◆ The request ◆
Locate all lines in the data below that hold "title" and show them.

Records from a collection
..........
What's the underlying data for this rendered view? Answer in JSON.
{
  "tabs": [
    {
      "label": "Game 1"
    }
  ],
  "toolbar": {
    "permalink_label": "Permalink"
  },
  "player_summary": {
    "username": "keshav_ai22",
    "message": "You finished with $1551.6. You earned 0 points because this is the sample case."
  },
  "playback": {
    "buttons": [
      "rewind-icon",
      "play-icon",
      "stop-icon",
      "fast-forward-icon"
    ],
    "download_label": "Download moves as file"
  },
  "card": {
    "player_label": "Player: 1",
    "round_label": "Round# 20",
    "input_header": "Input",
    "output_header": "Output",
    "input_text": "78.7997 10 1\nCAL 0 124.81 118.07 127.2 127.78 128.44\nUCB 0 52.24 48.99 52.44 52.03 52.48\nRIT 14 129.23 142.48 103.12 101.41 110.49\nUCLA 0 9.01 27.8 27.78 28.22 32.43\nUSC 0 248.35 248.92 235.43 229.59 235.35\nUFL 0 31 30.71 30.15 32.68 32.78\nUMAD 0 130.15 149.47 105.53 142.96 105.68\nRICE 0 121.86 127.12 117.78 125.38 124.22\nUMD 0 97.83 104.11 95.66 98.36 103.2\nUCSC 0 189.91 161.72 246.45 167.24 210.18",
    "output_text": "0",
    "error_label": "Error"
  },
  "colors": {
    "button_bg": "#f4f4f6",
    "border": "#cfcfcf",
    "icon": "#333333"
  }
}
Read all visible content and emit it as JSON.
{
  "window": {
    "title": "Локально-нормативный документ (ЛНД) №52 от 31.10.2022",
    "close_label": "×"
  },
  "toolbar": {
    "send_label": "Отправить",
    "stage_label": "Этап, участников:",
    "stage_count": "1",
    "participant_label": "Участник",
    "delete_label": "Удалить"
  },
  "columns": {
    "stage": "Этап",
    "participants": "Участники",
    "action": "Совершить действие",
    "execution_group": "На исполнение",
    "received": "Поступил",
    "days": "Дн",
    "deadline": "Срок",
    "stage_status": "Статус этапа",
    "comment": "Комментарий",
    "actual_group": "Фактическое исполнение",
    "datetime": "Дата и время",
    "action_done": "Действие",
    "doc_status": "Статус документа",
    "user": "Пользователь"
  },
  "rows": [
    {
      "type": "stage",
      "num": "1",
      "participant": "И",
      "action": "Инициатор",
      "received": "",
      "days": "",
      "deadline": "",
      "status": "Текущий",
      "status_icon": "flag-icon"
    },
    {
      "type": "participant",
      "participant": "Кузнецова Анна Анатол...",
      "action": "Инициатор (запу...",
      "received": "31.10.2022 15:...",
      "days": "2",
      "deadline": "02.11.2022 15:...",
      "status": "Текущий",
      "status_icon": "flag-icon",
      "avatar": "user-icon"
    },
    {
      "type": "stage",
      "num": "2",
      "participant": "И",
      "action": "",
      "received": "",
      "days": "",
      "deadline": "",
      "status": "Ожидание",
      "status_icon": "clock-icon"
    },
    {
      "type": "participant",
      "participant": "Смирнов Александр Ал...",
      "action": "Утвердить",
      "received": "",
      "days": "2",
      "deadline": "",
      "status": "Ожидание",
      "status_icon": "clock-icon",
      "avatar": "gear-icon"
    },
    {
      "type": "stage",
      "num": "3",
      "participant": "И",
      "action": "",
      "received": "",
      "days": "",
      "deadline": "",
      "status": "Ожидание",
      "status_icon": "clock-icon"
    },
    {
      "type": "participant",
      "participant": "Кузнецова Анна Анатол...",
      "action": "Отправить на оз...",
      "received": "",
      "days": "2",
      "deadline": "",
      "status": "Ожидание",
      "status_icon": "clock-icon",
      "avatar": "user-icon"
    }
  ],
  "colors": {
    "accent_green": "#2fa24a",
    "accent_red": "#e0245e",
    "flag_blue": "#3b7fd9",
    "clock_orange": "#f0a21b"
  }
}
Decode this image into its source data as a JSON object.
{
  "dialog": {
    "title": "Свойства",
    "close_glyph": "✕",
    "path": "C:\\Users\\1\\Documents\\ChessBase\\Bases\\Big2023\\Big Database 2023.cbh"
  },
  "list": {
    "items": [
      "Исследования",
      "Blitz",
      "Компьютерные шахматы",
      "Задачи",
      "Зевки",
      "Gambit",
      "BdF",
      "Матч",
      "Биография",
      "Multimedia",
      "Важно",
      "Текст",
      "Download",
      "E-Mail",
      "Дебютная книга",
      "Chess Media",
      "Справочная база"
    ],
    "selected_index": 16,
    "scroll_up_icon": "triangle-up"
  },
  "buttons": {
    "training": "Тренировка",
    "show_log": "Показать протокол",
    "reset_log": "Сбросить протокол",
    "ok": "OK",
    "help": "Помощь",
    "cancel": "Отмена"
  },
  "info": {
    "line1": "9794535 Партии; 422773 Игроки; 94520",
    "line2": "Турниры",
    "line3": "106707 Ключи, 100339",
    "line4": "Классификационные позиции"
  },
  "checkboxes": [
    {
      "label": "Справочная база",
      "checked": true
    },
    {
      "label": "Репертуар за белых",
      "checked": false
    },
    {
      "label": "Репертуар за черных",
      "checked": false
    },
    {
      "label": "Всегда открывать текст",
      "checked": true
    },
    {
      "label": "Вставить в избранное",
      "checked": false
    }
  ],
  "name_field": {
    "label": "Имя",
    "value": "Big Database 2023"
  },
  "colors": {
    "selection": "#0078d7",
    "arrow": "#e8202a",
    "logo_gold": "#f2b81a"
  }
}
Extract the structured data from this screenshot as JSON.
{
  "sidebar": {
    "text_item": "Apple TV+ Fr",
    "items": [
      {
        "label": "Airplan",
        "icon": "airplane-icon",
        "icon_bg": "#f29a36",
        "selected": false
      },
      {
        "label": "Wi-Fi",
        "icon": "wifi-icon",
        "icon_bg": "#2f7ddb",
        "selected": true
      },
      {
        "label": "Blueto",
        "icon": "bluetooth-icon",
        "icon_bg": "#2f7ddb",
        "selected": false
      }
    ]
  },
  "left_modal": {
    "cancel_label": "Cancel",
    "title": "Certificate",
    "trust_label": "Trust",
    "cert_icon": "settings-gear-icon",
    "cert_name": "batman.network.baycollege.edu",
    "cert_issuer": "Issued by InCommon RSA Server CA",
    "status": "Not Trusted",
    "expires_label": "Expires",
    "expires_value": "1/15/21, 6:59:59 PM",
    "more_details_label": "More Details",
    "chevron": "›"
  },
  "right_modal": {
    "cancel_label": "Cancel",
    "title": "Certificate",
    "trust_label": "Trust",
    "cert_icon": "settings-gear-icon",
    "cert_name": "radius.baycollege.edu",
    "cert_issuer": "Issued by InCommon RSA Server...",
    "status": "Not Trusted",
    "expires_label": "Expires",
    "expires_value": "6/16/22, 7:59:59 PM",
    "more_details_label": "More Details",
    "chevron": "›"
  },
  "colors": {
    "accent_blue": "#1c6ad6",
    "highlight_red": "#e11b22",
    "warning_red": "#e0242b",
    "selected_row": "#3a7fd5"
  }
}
..........
◆ Solution to the exercise ◆
    "title": "Локально-нормативный документ (ЛНД) №52 от 31.10.2022",
    "title": "Свойства",
    "title": "Certificate",
    "title": "Certificate",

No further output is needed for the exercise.